» GIVEN EXERCISE: Skip the pictures and extract all of the lines exactly as written.

>> Begin SUPPLIED RECORDS

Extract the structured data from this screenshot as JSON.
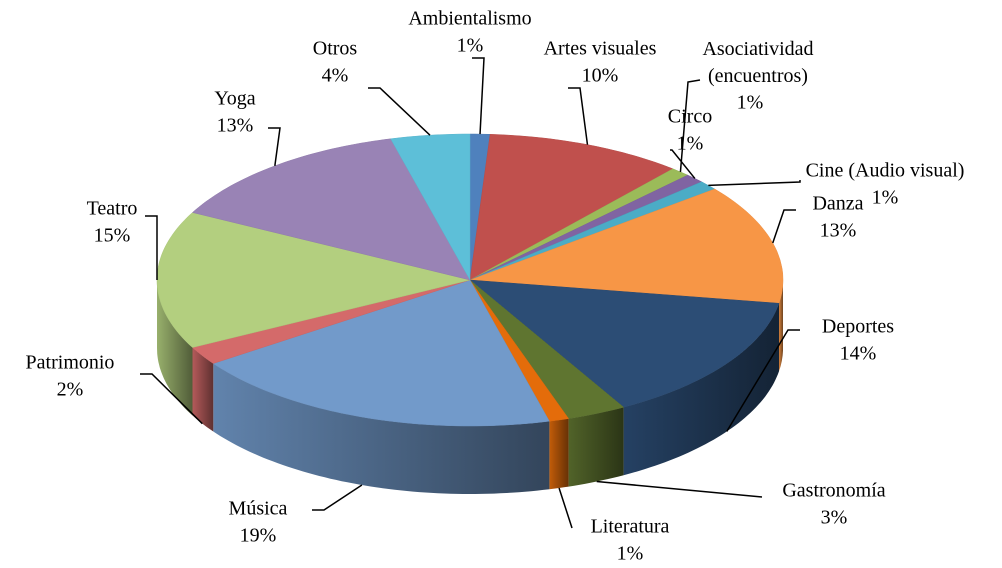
{
  "chart_data": {
    "type": "pie3d",
    "categories": [
      "Ambientalismo",
      "Artes visuales",
      "Asociatividad (encuentros)",
      "Circo",
      "Cine (Audio visual)",
      "Danza",
      "Deportes",
      "Gastronomía",
      "Literatura",
      "Música",
      "Patrimonio",
      "Teatro",
      "Yoga",
      "Otros"
    ],
    "values": [
      1,
      10,
      1,
      1,
      1,
      13,
      14,
      3,
      1,
      19,
      2,
      15,
      13,
      4
    ],
    "value_labels": [
      "1%",
      "10%",
      "1%",
      "1%",
      "1%",
      "13%",
      "14%",
      "3%",
      "1%",
      "19%",
      "2%",
      "15%",
      "13%",
      "4%"
    ],
    "colors": [
      "#4f81bd",
      "#c0504d",
      "#9bbb59",
      "#8064a2",
      "#4bacc6",
      "#f79646",
      "#2c4d75",
      "#5f7530",
      "#e46c0a",
      "#729aca",
      "#d46a6a",
      "#b3cf7f",
      "#9983b5",
      "#5dbfd8"
    ]
  }
}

>> End SUPPLIED RECORDS

» SOLVED PROBLEM:
Extract the structured data from this screenshot as JSON.
{
  "chart_data": {
    "type": "pie3d",
    "categories": [
      "Ambientalismo",
      "Artes visuales",
      "Asociatividad (encuentros)",
      "Circo",
      "Cine (Audio visual)",
      "Danza",
      "Deportes",
      "Gastronomía",
      "Literatura",
      "Música",
      "Patrimonio",
      "Teatro",
      "Yoga",
      "Otros"
    ],
    "values": [
      1,
      10,
      1,
      1,
      1,
      13,
      14,
      3,
      1,
      19,
      2,
      15,
      13,
      4
    ],
    "value_labels": [
      "1%",
      "10%",
      "1%",
      "1%",
      "1%",
      "13%",
      "14%",
      "3%",
      "1%",
      "19%",
      "2%",
      "15%",
      "13%",
      "4%"
    ],
    "colors": [
      "#4f81bd",
      "#c0504d",
      "#9bbb59",
      "#8064a2",
      "#4bacc6",
      "#f79646",
      "#2c4d75",
      "#5f7530",
      "#e46c0a",
      "#729aca",
      "#d46a6a",
      "#b3cf7f",
      "#9983b5",
      "#5dbfd8"
    ]
  }
}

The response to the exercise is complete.